Set exercise: In the entries below, find the lines with the word "JSON" and copy them.

Supplied records:
^^^^^^^^

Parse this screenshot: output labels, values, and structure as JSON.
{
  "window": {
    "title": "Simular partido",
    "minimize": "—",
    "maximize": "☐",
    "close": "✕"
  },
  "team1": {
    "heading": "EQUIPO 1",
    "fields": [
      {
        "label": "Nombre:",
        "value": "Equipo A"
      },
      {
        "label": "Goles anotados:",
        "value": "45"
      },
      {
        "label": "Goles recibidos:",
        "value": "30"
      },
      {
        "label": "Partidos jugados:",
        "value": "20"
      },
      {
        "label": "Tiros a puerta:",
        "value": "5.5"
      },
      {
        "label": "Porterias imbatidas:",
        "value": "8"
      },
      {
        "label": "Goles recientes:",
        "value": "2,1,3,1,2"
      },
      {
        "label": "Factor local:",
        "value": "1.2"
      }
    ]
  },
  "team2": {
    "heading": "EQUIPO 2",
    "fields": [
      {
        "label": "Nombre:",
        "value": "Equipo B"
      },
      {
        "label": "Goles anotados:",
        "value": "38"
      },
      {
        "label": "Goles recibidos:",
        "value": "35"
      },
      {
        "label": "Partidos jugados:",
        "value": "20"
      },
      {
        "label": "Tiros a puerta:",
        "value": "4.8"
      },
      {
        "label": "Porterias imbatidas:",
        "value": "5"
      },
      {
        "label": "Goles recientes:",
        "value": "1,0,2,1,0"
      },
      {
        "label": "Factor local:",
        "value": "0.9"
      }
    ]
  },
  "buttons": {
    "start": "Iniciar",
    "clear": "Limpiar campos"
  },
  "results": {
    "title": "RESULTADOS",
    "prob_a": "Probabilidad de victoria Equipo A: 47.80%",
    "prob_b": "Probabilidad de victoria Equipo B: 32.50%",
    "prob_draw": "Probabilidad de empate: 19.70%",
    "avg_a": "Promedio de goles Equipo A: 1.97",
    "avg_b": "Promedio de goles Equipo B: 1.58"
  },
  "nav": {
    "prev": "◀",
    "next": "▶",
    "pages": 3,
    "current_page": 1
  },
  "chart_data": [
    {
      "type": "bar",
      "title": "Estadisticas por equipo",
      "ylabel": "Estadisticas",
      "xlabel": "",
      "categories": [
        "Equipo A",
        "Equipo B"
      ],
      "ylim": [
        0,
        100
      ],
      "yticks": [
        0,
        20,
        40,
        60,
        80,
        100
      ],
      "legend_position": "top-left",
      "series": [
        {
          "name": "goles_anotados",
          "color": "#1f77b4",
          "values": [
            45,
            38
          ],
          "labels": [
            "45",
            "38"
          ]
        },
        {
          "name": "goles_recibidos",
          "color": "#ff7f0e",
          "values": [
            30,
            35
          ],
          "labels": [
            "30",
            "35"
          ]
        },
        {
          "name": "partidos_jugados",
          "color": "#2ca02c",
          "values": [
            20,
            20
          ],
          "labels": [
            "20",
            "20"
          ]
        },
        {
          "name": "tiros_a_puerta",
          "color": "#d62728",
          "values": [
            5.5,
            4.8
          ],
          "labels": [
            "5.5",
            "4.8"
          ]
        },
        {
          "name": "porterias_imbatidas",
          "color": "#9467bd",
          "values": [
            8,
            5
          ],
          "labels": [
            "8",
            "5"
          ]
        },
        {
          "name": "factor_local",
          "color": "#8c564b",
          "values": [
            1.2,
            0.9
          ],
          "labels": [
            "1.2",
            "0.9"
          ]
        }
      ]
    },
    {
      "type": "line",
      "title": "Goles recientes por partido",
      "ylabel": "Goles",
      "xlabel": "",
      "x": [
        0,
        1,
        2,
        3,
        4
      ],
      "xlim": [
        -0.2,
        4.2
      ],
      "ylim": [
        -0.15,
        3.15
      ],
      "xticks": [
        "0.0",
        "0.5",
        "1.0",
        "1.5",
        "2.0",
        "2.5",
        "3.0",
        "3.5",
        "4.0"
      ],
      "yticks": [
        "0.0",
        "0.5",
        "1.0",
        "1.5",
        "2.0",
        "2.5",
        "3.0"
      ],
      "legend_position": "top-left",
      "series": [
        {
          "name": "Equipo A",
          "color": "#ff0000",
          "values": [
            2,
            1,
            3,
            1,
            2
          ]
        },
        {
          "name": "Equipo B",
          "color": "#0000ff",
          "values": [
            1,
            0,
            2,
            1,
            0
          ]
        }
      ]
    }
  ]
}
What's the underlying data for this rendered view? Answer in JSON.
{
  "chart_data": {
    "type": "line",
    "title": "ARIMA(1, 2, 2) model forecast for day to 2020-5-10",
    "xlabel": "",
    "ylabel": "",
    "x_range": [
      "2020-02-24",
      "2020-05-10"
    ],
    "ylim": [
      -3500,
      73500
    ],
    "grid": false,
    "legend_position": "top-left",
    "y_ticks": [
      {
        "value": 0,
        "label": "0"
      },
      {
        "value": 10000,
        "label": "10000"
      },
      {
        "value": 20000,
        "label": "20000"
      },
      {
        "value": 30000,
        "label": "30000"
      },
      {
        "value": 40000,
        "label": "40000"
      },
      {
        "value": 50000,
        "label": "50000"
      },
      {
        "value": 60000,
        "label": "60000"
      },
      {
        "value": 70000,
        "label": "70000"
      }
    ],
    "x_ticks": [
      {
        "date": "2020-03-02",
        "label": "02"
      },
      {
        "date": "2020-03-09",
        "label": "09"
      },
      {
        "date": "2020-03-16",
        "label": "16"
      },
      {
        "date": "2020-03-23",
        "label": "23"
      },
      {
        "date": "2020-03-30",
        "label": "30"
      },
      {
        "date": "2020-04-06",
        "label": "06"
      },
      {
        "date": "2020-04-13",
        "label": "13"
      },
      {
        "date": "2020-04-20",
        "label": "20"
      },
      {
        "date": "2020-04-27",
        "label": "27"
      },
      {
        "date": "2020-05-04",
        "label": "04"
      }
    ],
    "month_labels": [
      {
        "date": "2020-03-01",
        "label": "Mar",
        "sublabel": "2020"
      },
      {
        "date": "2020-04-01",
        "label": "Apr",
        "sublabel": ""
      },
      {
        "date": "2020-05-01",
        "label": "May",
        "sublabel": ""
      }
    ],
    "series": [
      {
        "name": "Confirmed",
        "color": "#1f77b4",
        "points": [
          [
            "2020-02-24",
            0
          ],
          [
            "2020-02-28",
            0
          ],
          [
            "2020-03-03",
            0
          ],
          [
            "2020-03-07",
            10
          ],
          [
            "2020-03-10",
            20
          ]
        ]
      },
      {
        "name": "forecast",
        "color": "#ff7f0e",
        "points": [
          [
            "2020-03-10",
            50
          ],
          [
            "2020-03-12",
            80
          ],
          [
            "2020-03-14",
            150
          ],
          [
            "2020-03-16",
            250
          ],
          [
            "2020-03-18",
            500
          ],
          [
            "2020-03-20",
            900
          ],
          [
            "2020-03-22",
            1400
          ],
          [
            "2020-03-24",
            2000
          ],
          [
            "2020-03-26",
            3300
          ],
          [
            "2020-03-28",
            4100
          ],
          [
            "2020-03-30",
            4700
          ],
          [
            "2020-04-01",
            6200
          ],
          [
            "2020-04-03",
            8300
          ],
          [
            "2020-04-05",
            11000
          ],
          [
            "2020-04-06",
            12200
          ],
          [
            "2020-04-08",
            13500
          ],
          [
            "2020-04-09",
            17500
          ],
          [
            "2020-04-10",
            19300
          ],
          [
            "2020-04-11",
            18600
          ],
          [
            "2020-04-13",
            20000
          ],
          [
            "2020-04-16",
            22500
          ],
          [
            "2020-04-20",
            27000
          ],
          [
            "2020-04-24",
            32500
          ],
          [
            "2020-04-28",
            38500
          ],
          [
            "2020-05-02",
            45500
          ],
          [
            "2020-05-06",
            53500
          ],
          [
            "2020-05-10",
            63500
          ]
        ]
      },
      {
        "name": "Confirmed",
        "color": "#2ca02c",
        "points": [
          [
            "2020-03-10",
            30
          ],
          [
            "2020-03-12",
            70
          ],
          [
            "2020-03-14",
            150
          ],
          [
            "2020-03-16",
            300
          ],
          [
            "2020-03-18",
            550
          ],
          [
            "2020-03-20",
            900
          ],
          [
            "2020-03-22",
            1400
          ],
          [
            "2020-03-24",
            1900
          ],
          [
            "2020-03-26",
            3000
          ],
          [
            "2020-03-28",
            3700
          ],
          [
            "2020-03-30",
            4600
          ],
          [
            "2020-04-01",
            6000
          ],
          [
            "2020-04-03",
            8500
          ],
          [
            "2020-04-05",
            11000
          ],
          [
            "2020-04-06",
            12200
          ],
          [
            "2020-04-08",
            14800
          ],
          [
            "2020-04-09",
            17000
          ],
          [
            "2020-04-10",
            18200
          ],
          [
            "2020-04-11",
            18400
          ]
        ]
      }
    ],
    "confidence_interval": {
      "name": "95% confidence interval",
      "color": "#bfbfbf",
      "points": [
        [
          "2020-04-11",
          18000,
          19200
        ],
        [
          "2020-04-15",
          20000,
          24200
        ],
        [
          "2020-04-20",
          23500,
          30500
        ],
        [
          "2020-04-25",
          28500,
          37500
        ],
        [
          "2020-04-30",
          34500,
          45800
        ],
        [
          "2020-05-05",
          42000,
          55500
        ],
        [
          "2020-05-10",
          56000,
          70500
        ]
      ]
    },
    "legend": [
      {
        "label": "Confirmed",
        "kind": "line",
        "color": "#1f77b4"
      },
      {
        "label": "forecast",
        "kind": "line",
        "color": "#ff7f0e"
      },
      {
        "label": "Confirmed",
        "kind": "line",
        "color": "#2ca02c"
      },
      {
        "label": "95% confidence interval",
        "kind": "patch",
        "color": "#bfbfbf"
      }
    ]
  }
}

^^^^^^^^

Exercise response:
Parse this screenshot: output labels, values, and structure as JSON.
What's the underlying data for this rendered view? Answer in JSON.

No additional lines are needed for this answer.